Studio album by the Undertones
- Released: 6 May 1979
- Recorded: 22 January – 14 February 1979
- Studio: Eden Studios, London; Mrs. Simms Shed, 23 Creggan Street, Derry ("Casbah Rock" 1977)
- Genre: Punk rock, pop punk
- Length: 29:29
- Label: Sire
- Producer: Roger Bechirian

The Undertones chronology
|  | The Undertones (1979) | Hypnotised (1980) |

Alternative cover
- October 1979 re-release

= The Undertones (album) =

The Undertones is the 1979 debut album by the Undertones. The album was recorded at Eden Studios in Acton, West London in January 1979 and was released in May that year. The original release included just one single release: "Jimmy Jimmy" and an album version of "Here Comes the Summer", which was never released as a single.

A re-released version of the album (housed in an alternate sleeve), was issued in October 1979. The re-released album also included the Undertones' first two singles: "Teenage Kicks" and "Get Over You" alongside both "Jimmy Jimmy" and a single version of "Here Comes the Summer", which had been released in July. In addition, the song "Casbah Rock" was included as the final track on both releases of the album.

==Recording==
The Undertones' eponymous debut album was recorded at Eden Studios in January 1979. The album was produced by Roger Bechirian, with whom the band had worked for the first time the previous month, when Bechirian had produced the band's second single, "Get Over You". Much of the material on this album had been performed at the Casbah, a venue in Derry where the band had regularly performed since 1977, with some songs having only been written towards the end of 1978. The album itself was recorded in the space of less than four weeks, with mixing concluding on 14 February. (Note: The Undertones would record their second Peel Session with John Peel while in London to record their debut album. This second recording of a Peel Session for the band—which saw them perform four songs from this forthcoming LP—was broadcast on BBC Radio on 5 February, and was recorded at Maida Vale Studios.)

== Cover photography ==
The photographs of the band which adorn the front and rear cover of the initial release of The Undertones were taken in Bull Park, Derry, in late January 1979 following the completion of the Eden Studios recording sessions of the LP. The photography was taken by Derry Journal photographer Larry Doherty. The band themselves insisted on the photography being black and white, with them depicted sitting on a wall in Derry, as the band wished to replicate the cover photography of the Ramones' first album—albeit only to a degree.

→ **EXERCISE TASKS**
**A.** Copy the text on the Undertones' debut album word for word, starting at the words "The Undertones chronology" and ending after the words "as a single.".
**B.** In the listing, repeat the lines verbatim from the one containing "bar-bensin xyxy=(269,517,1214,565)" through the one containing "x-tick-label-60: 60 % xyxy=(914,584,974,614)", both included, and nothing else.

→ **INPUT**
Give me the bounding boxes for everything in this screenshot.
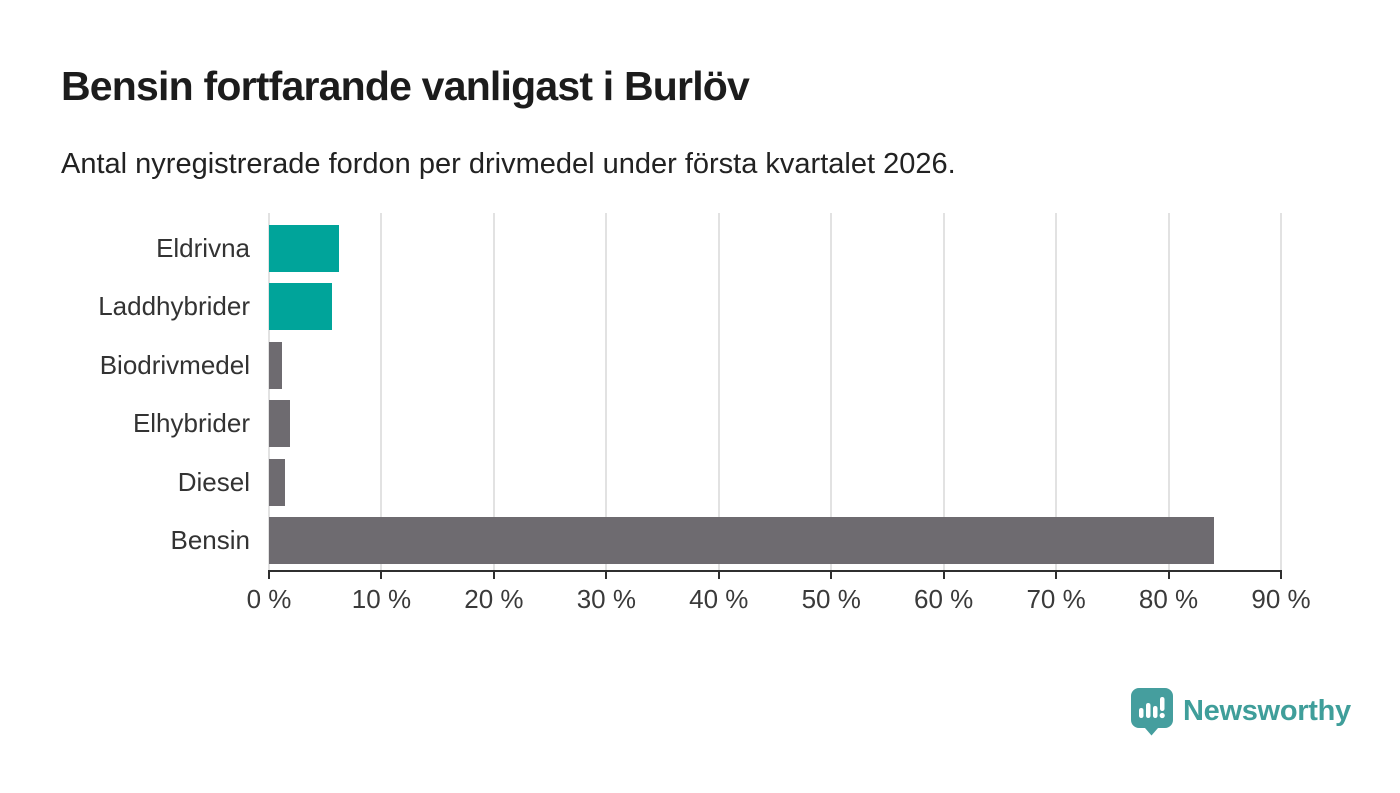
bar-bensin xyxy=(269,517,1214,565)
bar-biodrivmedel xyxy=(269,341,283,389)
category-label: Bensin xyxy=(170,525,251,556)
bar-diesel xyxy=(269,458,285,506)
bar-rows: Eldrivna Laddhybrider Biodrivmedel Elhybrid… xyxy=(98,219,1281,571)
x-tick-90 xyxy=(1280,570,1282,579)
gridline-40 xyxy=(717,213,720,570)
x-tick-label-60: 60 % xyxy=(914,584,974,614)
x-tick-70 xyxy=(1055,570,1058,579)
x-tick-label-30: 30 % xyxy=(576,584,636,614)
category-label: Laddhybrider xyxy=(98,291,250,322)
gridline-70 xyxy=(1055,213,1058,570)
x-tick-10 xyxy=(380,570,383,579)
gridline-0 xyxy=(268,213,270,570)
x-tick-label-40: 40 % xyxy=(689,584,749,614)
brand-name-label: Newsworthy xyxy=(1183,695,1351,727)
bar-chart-plot-area: Eldrivna Laddhybrider Biodrivmedel Elhybrid… xyxy=(98,213,1311,614)
gridline-30 xyxy=(605,213,608,570)
x-tick-label-80: 80 % xyxy=(1138,584,1199,614)
bar-eldrivna xyxy=(269,224,339,272)
x-tick-50 xyxy=(830,570,833,579)
x-tick-60 xyxy=(942,570,945,579)
newsworthy-pin-chart-icon xyxy=(1131,688,1173,736)
bar-laddhybrider xyxy=(269,283,332,331)
bar-row-eldrivna: Eldrivna xyxy=(156,219,1281,278)
x-tick-label-70: 70 % xyxy=(1026,584,1086,614)
gridline-50 xyxy=(830,213,833,570)
chart-subtitle: Antal nyregistrerade fordon per drivmede… xyxy=(61,148,956,180)
bar-row-biodrivmedel: Biodrivmedel xyxy=(100,336,1281,395)
gridline-10 xyxy=(380,213,383,570)
x-tick-0 xyxy=(268,570,270,579)
gridline-60 xyxy=(942,213,945,570)
chart-title: Bensin fortfarande vanligast i Burlöv xyxy=(61,63,750,109)
x-tick-label-20: 20 % xyxy=(464,584,524,614)
bar-row-elhybrider: Elhybrider xyxy=(133,395,1281,454)
bar-row-diesel: Diesel xyxy=(178,453,1281,512)
bar-row-laddhybrider: Laddhybrider xyxy=(98,278,1281,337)
x-tick-label-90: 90 % xyxy=(1251,584,1311,614)
x-tick-20 xyxy=(492,570,495,579)
x-axis-line xyxy=(268,570,1282,572)
gridline-80 xyxy=(1167,213,1170,570)
x-tick-label-10: 10 % xyxy=(351,584,412,614)
newsworthy-brand: Newsworthy xyxy=(1130,687,1351,736)
x-tick-80 xyxy=(1167,570,1170,579)
category-label: Diesel xyxy=(177,466,250,497)
gridline-90 xyxy=(1280,213,1282,570)
category-label: Eldrivna xyxy=(156,232,250,263)
x-tick-label-0: 0 % xyxy=(246,584,292,614)
gridline-20 xyxy=(492,213,495,570)
bar-elhybrider xyxy=(269,400,291,448)
x-tick-40 xyxy=(717,570,720,579)
x-tick-label-50: 50 % xyxy=(801,584,861,614)
bar-row-bensin: Bensin xyxy=(171,512,1281,571)
category-label: Elhybrider xyxy=(132,408,250,439)
category-label: Biodrivmedel xyxy=(99,349,250,380)
x-tick-30 xyxy=(605,570,608,579)
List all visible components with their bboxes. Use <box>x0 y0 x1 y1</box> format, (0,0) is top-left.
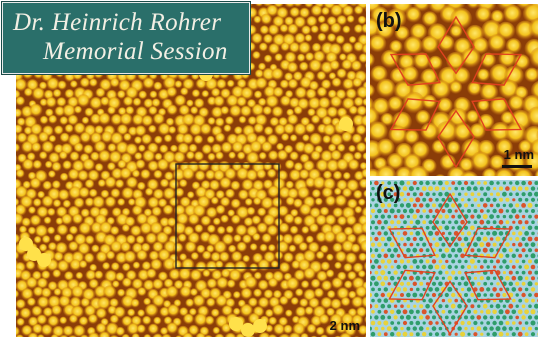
memorial-banner: Dr. Heinrich Rohrer Memorial Session <box>2 2 250 74</box>
scale-label-main: 2 nm <box>329 318 360 333</box>
stm-image-zoom: (b) 1 nm <box>370 4 538 176</box>
stm-surface-zoom <box>370 4 538 176</box>
banner-title-line2: Memorial Session <box>43 38 228 65</box>
panel-label-b: (b) <box>376 10 402 32</box>
atomic-model: (c) <box>370 180 538 337</box>
panel-label-c: (c) <box>376 182 401 204</box>
banner-title-line1: Dr. Heinrich Rohrer <box>13 9 222 36</box>
atomic-model-surface <box>370 180 538 337</box>
scale-label-zoom: 1 nm <box>503 147 534 162</box>
scale-bar-zoom <box>502 165 532 168</box>
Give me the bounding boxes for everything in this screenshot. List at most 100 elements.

→ **SOLUTIONS IN ORDER**
**A.**
The Undertones chronology
|  | The Undertones (1979) | Hypnotised (1980) |

Alternative cover
- October 1979 re-release

= The Undertones (album) =

The Undertones is the 1979 debut album by the Undertones. The album was recorded at Eden Studios in Acton, West London in January 1979 and was released in May that year. The original release included just one single release: "Jimmy Jimmy" and an album version of "Here Comes the Summer", which was never released as a single.

**B.**
bar-bensin xyxy=(269,517,1214,565)
bar-biodrivmedel xyxy=(269,341,283,389)
category-label: Bensin xyxy=(170,525,251,556)
bar-diesel xyxy=(269,458,285,506)
bar-rows: Eldrivna Laddhybrider Biodrivmedel Elhybrid… xyxy=(98,219,1281,571)
x-tick-90 xyxy=(1280,570,1282,579)
gridline-40 xyxy=(717,213,720,570)
x-tick-label-60: 60 % xyxy=(914,584,974,614)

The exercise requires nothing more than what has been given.